[Data records]
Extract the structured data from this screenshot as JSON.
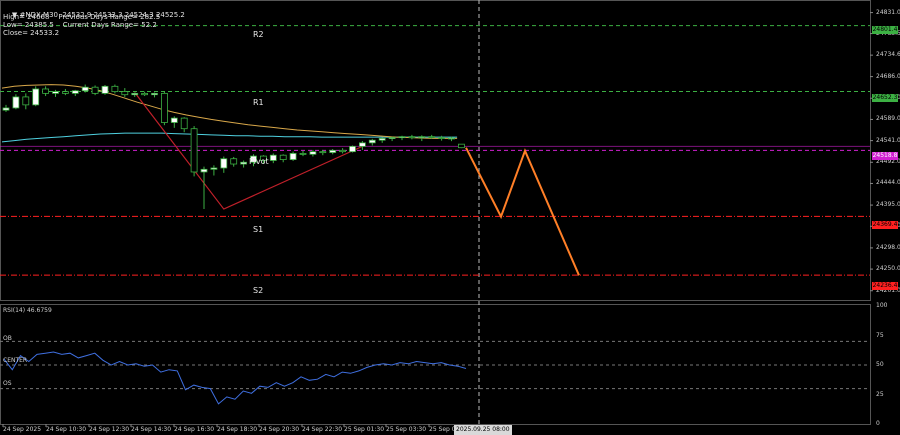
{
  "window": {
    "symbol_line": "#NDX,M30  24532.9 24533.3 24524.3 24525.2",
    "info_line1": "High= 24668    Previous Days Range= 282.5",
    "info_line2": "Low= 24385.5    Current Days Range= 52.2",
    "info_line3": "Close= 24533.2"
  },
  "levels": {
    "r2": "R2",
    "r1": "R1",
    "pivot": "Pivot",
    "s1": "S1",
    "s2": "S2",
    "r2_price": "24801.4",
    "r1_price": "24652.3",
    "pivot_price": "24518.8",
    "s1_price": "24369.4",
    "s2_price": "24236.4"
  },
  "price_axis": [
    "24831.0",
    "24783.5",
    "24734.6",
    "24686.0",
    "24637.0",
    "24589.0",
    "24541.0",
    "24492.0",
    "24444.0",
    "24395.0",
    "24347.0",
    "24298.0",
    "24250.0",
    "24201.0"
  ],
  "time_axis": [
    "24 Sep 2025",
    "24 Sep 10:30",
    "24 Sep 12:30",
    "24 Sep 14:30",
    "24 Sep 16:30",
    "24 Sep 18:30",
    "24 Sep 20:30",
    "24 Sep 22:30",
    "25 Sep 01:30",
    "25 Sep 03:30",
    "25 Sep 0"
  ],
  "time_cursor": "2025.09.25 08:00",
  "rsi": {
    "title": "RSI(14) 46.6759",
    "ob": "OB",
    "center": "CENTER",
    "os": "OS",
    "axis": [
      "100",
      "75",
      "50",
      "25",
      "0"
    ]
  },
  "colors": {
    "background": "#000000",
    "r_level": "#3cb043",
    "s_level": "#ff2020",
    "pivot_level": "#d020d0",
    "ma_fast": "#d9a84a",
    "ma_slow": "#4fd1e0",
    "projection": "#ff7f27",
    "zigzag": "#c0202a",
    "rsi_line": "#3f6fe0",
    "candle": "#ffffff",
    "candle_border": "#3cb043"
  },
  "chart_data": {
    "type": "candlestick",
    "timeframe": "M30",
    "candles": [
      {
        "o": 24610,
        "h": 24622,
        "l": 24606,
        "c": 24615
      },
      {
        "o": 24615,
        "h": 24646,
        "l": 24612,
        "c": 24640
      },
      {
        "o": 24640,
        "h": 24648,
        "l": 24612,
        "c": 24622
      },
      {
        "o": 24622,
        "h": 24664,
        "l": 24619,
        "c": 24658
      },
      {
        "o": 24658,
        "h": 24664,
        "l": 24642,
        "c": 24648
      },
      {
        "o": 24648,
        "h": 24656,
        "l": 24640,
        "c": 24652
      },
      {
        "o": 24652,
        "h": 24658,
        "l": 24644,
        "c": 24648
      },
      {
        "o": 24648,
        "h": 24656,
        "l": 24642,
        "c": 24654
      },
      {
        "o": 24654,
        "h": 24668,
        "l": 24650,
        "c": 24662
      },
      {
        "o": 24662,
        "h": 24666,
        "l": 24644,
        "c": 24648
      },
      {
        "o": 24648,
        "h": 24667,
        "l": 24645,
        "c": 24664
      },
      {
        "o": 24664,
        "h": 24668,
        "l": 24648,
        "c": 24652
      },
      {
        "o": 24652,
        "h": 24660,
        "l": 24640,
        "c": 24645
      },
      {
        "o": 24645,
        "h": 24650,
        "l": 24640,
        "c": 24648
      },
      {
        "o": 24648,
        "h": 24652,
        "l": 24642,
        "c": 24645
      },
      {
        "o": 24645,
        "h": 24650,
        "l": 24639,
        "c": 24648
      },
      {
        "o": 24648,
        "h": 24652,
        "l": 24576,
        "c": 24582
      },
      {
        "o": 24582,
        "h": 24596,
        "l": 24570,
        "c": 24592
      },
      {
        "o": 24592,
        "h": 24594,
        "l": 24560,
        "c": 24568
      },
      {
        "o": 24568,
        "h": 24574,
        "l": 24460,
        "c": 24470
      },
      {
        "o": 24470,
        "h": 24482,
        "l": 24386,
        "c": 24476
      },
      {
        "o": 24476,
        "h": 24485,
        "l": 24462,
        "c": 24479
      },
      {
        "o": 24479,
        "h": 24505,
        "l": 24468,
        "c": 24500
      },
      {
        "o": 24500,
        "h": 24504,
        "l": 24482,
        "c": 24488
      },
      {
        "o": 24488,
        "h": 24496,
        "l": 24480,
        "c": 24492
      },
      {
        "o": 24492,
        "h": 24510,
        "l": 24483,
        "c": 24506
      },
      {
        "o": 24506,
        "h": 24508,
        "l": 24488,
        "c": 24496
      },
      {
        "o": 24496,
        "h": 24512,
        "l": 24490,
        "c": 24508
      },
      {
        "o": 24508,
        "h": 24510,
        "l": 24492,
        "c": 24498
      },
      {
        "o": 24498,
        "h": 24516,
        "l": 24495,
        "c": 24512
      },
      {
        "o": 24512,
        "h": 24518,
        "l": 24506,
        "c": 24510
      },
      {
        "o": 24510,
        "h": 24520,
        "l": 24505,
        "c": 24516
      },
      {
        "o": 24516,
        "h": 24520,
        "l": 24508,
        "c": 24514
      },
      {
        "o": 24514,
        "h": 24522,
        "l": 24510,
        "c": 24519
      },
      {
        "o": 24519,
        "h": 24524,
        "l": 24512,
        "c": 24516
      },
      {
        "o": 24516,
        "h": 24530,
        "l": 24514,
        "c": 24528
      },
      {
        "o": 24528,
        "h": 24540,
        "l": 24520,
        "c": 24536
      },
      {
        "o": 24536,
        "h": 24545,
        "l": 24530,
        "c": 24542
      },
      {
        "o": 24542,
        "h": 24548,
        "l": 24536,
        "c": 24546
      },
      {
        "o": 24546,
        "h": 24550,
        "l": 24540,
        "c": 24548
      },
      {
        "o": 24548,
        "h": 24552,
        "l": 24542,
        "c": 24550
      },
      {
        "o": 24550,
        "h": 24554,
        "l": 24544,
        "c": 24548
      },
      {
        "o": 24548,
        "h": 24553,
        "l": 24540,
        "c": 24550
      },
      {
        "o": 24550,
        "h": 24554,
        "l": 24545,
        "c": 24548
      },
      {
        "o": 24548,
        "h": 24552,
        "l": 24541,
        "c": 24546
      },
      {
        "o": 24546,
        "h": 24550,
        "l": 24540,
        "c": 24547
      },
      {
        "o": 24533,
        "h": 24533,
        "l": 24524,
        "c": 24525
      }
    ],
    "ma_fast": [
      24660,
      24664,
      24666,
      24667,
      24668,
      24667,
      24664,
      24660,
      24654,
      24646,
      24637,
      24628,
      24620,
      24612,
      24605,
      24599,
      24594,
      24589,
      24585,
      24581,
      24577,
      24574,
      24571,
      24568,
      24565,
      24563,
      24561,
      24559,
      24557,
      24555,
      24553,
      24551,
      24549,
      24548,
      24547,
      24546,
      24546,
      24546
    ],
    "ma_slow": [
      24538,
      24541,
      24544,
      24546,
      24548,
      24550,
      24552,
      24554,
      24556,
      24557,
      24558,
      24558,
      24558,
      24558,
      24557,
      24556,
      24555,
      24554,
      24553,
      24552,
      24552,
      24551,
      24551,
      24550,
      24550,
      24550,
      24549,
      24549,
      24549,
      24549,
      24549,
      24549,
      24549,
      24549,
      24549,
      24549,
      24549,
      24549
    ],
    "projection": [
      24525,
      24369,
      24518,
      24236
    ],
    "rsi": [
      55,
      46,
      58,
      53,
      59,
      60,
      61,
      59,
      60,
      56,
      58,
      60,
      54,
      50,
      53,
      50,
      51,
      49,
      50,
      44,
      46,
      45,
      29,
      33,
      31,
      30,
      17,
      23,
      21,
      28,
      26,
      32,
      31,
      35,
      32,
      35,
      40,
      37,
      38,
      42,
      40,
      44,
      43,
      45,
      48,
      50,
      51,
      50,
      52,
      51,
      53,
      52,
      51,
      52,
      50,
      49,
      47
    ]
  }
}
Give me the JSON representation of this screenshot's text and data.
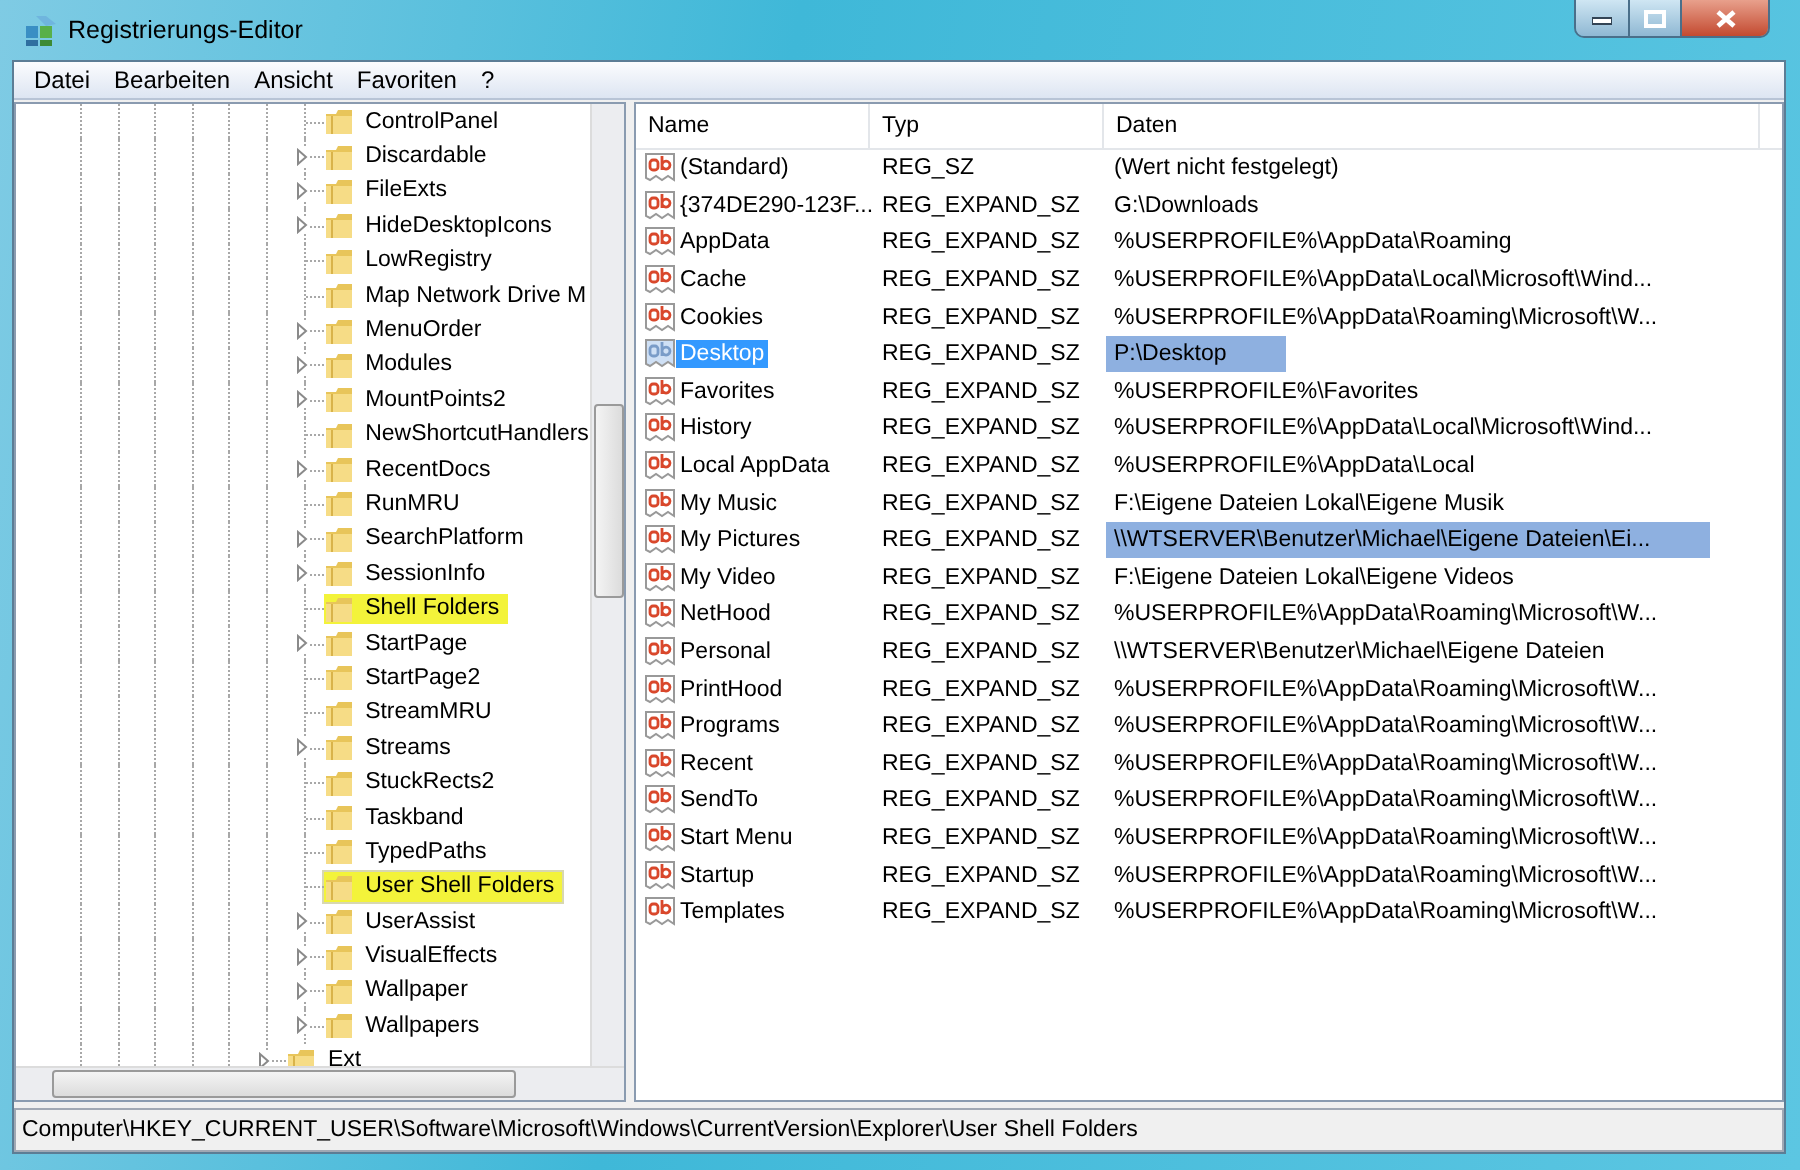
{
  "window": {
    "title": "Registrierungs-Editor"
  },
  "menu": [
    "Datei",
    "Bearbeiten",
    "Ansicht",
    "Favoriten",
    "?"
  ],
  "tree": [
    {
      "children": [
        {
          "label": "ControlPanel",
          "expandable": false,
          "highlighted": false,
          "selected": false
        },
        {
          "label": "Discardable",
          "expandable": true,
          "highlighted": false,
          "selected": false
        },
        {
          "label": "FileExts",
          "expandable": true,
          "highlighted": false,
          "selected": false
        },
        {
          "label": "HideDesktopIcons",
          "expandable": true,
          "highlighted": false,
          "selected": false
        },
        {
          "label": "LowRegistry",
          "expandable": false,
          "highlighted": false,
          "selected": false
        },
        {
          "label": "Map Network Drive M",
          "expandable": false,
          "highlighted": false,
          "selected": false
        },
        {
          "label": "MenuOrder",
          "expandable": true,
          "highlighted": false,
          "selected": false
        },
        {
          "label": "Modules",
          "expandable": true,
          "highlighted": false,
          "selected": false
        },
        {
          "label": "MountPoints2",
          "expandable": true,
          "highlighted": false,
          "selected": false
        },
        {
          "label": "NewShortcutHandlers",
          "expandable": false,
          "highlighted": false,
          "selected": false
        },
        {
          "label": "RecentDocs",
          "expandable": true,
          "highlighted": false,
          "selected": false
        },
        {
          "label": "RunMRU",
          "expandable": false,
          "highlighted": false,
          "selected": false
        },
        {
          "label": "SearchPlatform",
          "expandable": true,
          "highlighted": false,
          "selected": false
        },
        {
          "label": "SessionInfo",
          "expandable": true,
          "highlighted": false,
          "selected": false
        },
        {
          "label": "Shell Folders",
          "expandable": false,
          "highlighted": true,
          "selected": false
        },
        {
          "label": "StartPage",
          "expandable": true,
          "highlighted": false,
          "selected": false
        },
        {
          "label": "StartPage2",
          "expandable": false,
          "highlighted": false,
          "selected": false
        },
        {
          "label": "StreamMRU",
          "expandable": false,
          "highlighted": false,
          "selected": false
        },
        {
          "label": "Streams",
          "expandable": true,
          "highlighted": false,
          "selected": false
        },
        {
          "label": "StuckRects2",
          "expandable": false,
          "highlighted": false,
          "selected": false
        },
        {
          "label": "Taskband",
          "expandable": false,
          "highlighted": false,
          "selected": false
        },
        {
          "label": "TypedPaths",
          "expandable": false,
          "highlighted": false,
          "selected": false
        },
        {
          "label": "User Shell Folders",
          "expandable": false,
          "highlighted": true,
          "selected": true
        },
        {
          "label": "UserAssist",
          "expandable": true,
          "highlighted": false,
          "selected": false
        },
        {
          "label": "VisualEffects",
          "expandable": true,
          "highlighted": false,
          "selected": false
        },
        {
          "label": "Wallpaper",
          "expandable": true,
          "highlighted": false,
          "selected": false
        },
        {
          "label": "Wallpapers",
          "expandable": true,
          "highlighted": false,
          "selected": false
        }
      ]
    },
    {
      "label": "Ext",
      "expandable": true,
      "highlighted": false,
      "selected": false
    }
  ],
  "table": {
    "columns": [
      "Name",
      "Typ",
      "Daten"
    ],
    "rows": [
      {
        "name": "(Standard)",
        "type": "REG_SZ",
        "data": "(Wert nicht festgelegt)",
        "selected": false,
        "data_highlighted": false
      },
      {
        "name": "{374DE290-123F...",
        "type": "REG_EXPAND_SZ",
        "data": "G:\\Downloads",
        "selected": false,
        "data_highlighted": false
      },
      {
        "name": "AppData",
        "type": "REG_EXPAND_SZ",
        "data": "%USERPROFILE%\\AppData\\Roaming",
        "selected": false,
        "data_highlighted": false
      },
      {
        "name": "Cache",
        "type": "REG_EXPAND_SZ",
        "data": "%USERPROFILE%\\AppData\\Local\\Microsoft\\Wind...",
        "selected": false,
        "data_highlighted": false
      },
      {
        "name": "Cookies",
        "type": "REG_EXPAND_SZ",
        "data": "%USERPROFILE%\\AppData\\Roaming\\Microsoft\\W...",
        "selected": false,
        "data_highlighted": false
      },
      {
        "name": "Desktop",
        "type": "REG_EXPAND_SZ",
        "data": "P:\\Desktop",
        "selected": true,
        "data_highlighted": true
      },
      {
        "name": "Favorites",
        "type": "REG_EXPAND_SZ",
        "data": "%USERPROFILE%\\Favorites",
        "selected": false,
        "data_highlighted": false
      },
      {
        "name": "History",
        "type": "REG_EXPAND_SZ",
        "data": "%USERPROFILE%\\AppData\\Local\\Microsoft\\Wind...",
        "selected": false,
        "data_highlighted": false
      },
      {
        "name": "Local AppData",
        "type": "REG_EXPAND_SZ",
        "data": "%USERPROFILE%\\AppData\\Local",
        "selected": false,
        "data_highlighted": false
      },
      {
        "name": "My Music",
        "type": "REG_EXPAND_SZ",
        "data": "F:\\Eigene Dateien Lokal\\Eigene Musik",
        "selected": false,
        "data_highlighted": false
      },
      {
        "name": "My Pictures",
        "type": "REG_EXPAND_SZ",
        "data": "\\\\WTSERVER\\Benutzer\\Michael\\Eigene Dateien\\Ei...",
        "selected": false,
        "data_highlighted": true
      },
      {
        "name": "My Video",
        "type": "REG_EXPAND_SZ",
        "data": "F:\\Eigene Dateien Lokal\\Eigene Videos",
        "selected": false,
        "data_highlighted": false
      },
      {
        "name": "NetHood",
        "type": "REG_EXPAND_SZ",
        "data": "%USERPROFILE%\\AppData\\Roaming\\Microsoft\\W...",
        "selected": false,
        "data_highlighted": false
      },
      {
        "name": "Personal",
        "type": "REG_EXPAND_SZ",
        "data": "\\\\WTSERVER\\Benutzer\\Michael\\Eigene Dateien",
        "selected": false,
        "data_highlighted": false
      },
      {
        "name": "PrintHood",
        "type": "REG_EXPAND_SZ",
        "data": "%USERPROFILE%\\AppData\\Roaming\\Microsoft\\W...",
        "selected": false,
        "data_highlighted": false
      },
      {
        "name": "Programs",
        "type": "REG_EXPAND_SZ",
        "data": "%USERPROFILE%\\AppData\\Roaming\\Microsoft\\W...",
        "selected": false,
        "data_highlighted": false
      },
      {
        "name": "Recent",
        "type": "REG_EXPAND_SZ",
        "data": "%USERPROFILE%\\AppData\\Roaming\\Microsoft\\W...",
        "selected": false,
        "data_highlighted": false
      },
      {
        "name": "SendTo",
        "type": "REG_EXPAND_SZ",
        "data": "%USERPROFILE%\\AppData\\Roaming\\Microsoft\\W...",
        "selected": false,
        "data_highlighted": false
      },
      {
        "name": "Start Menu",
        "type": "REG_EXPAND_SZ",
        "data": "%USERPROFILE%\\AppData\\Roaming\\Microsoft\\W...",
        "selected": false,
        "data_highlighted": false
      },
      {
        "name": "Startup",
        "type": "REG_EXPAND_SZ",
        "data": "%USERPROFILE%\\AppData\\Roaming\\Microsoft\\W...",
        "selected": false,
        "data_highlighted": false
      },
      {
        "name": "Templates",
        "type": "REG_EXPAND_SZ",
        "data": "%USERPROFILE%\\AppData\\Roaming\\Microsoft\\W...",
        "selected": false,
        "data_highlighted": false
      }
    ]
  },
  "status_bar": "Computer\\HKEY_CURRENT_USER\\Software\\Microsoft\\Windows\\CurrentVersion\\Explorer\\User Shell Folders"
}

PROBLEM STATEMENT
From the entries above, copy every line containing the word "title".

FINAL ANSWER
    "title": "RSI(14) 46.6759",
    "title": "Registrierungs-Editor"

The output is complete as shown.